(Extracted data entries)
►

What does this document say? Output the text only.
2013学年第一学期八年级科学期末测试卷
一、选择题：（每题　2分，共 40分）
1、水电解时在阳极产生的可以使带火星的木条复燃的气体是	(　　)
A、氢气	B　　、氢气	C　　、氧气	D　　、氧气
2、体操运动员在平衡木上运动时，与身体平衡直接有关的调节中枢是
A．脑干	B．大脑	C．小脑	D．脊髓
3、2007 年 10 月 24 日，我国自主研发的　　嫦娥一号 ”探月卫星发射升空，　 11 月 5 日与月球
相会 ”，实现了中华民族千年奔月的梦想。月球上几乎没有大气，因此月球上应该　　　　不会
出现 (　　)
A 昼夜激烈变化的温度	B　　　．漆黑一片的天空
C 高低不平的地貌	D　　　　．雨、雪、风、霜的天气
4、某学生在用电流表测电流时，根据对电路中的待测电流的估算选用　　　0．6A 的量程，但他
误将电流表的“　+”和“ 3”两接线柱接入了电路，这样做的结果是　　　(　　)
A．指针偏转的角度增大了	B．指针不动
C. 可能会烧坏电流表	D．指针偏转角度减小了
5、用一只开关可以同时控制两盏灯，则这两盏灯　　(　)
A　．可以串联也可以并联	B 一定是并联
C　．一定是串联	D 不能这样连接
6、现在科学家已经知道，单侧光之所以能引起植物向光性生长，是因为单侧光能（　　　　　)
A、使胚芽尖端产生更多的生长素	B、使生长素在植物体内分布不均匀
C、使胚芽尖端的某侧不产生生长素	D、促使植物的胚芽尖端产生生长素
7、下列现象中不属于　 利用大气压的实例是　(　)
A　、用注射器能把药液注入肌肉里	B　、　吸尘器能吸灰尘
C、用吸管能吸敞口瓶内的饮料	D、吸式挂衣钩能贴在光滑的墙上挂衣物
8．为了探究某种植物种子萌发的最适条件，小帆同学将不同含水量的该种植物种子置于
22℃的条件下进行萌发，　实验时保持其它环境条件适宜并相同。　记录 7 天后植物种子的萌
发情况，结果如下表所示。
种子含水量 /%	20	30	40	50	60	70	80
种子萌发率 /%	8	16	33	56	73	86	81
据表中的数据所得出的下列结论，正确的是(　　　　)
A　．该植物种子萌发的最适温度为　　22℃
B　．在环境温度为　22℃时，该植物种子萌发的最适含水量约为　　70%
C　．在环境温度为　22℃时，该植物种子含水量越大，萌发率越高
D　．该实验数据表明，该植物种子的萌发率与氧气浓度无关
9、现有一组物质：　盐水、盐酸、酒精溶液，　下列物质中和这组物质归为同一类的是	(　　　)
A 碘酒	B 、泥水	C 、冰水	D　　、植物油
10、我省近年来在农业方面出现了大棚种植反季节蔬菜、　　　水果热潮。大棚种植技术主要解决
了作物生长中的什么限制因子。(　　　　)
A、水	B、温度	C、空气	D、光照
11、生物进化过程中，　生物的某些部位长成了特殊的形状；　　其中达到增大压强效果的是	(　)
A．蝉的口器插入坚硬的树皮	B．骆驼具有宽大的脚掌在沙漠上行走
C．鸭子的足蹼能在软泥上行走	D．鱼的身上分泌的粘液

◄

Exercise prompt
Every line above should be printed again exactly as it stands.

Reply
What does this document say? Output the text only.
2013学年第一学期八年级科学期末测试卷
一、选择题：（每题　2分，共 40分）
1、水电解时在阳极产生的可以使带火星的木条复燃的气体是	(　　)
A、氢气	B　　、氢气	C　　、氧气	D　　、氧气
2、体操运动员在平衡木上运动时，与身体平衡直接有关的调节中枢是
A．脑干	B．大脑	C．小脑	D．脊髓
3、2007 年 10 月 24 日，我国自主研发的　　嫦娥一号 ”探月卫星发射升空，　 11 月 5 日与月球
相会 ”，实现了中华民族千年奔月的梦想。月球上几乎没有大气，因此月球上应该　　　　不会
出现 (　　)
A 昼夜激烈变化的温度	B　　　．漆黑一片的天空
C 高低不平的地貌	D　　　　．雨、雪、风、霜的天气
4、某学生在用电流表测电流时，根据对电路中的待测电流的估算选用　　　0．6A 的量程，但他
误将电流表的“　+”和“ 3”两接线柱接入了电路，这样做的结果是　　　(　　)
A．指针偏转的角度增大了	B．指针不动
C. 可能会烧坏电流表	D．指针偏转角度减小了
5、用一只开关可以同时控制两盏灯，则这两盏灯　　(　)
A　．可以串联也可以并联	B 一定是并联
C　．一定是串联	D 不能这样连接
6、现在科学家已经知道，单侧光之所以能引起植物向光性生长，是因为单侧光能（　　　　　)
A、使胚芽尖端产生更多的生长素	B、使生长素在植物体内分布不均匀
C、使胚芽尖端的某侧不产生生长素	D、促使植物的胚芽尖端产生生长素
7、下列现象中不属于　 利用大气压的实例是　(　)
A　、用注射器能把药液注入肌肉里	B　、　吸尘器能吸灰尘
C、用吸管能吸敞口瓶内的饮料	D、吸式挂衣钩能贴在光滑的墙上挂衣物
8．为了探究某种植物种子萌发的最适条件，小帆同学将不同含水量的该种植物种子置于
22℃的条件下进行萌发，　实验时保持其它环境条件适宜并相同。　记录 7 天后植物种子的萌
发情况，结果如下表所示。
种子含水量 /%	20	30	40	50	60	70	80
种子萌发率 /%	8	16	33	56	73	86	81
据表中的数据所得出的下列结论，正确的是(　　　　)
A　．该植物种子萌发的最适温度为　　22℃
B　．在环境温度为　22℃时，该植物种子萌发的最适含水量约为　　70%
C　．在环境温度为　22℃时，该植物种子含水量越大，萌发率越高
D　．该实验数据表明，该植物种子的萌发率与氧气浓度无关
9、现有一组物质：　盐水、盐酸、酒精溶液，　下列物质中和这组物质归为同一类的是	(　　　)
A 碘酒	B 、泥水	C 、冰水	D　　、植物油
10、我省近年来在农业方面出现了大棚种植反季节蔬菜、　　　水果热潮。大棚种植技术主要解决
了作物生长中的什么限制因子。(　　　　)
A、水	B、温度	C、空气	D、光照
11、生物进化过程中，　生物的某些部位长成了特殊的形状；　　其中达到增大压强效果的是	(　)
A．蝉的口器插入坚硬的树皮	B．骆驼具有宽大的脚掌在沙漠上行走
C．鸭子的足蹼能在软泥上行走	D．鱼的身上分泌的粘液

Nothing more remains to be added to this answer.